(Data excerpts)

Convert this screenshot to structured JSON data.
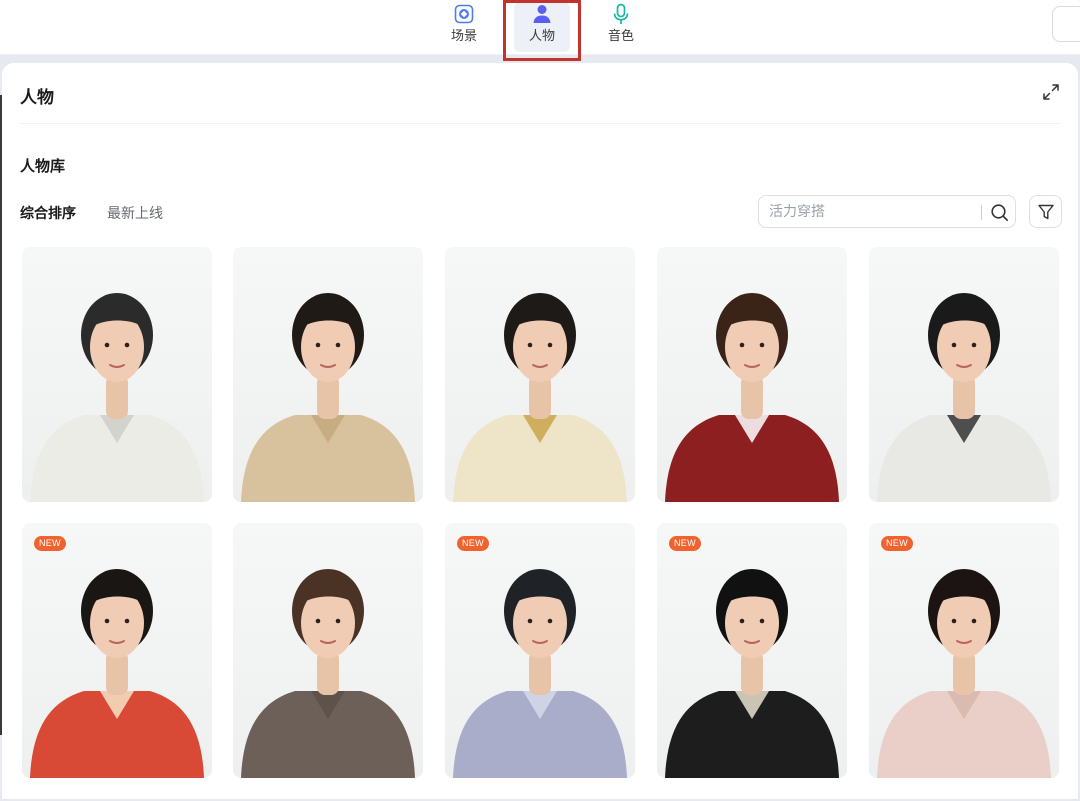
{
  "tabs": [
    {
      "label": "场景",
      "icon": "scene-icon"
    },
    {
      "label": "人物",
      "icon": "person-icon",
      "active": true
    },
    {
      "label": "音色",
      "icon": "microphone-icon"
    }
  ],
  "panel": {
    "title": "人物",
    "library_title": "人物库",
    "sort_tabs": [
      "综合排序",
      "最新上线"
    ],
    "search_placeholder": "活力穿搭"
  },
  "characters": [
    {
      "badge": "",
      "outfit": "#ecece6",
      "hair": "#2b2b2b",
      "accent": "#cfcfc8"
    },
    {
      "badge": "",
      "outfit": "#d8c29e",
      "hair": "#201a17",
      "accent": "#c3a97c"
    },
    {
      "badge": "",
      "outfit": "#eee4c8",
      "hair": "#1d1a18",
      "accent": "#c9a44a"
    },
    {
      "badge": "",
      "outfit": "#8e1f21",
      "hair": "#3a2418",
      "accent": "#ffffff"
    },
    {
      "badge": "",
      "outfit": "#e8e8e4",
      "hair": "#1a1a1a",
      "accent": "#333333"
    },
    {
      "badge": "NEW",
      "outfit": "#d94a36",
      "hair": "#1a1614",
      "accent": "#f4e3c4"
    },
    {
      "badge": "",
      "outfit": "#6d6058",
      "hair": "#4a3224",
      "accent": "#5c5049"
    },
    {
      "badge": "NEW",
      "outfit": "#a9adc9",
      "hair": "#1f2226",
      "accent": "#d7d9ea"
    },
    {
      "badge": "NEW",
      "outfit": "#1d1d1d",
      "hair": "#111111",
      "accent": "#e8e2cf"
    },
    {
      "badge": "NEW",
      "outfit": "#e9cfc7",
      "hair": "#1b1412",
      "accent": "#d8b6aa"
    }
  ],
  "colors": {
    "accent": "#5b5ff0",
    "badge": "#f0632e",
    "highlight_box": "#c2322f"
  }
}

- [WHAT YOU HAVE TO DO]: Without the images, write out each line of the data verbatim.

- [COMPLETE RESPONSE]:
Convert this screenshot to structured JSON data.
{
  "tabs": [
    {
      "label": "场景",
      "icon": "scene-icon"
    },
    {
      "label": "人物",
      "icon": "person-icon",
      "active": true
    },
    {
      "label": "音色",
      "icon": "microphone-icon"
    }
  ],
  "panel": {
    "title": "人物",
    "library_title": "人物库",
    "sort_tabs": [
      "综合排序",
      "最新上线"
    ],
    "search_placeholder": "活力穿搭"
  },
  "characters": [
    {
      "badge": "",
      "outfit": "#ecece6",
      "hair": "#2b2b2b",
      "accent": "#cfcfc8"
    },
    {
      "badge": "",
      "outfit": "#d8c29e",
      "hair": "#201a17",
      "accent": "#c3a97c"
    },
    {
      "badge": "",
      "outfit": "#eee4c8",
      "hair": "#1d1a18",
      "accent": "#c9a44a"
    },
    {
      "badge": "",
      "outfit": "#8e1f21",
      "hair": "#3a2418",
      "accent": "#ffffff"
    },
    {
      "badge": "",
      "outfit": "#e8e8e4",
      "hair": "#1a1a1a",
      "accent": "#333333"
    },
    {
      "badge": "NEW",
      "outfit": "#d94a36",
      "hair": "#1a1614",
      "accent": "#f4e3c4"
    },
    {
      "badge": "",
      "outfit": "#6d6058",
      "hair": "#4a3224",
      "accent": "#5c5049"
    },
    {
      "badge": "NEW",
      "outfit": "#a9adc9",
      "hair": "#1f2226",
      "accent": "#d7d9ea"
    },
    {
      "badge": "NEW",
      "outfit": "#1d1d1d",
      "hair": "#111111",
      "accent": "#e8e2cf"
    },
    {
      "badge": "NEW",
      "outfit": "#e9cfc7",
      "hair": "#1b1412",
      "accent": "#d8b6aa"
    }
  ],
  "colors": {
    "accent": "#5b5ff0",
    "badge": "#f0632e",
    "highlight_box": "#c2322f"
  }
}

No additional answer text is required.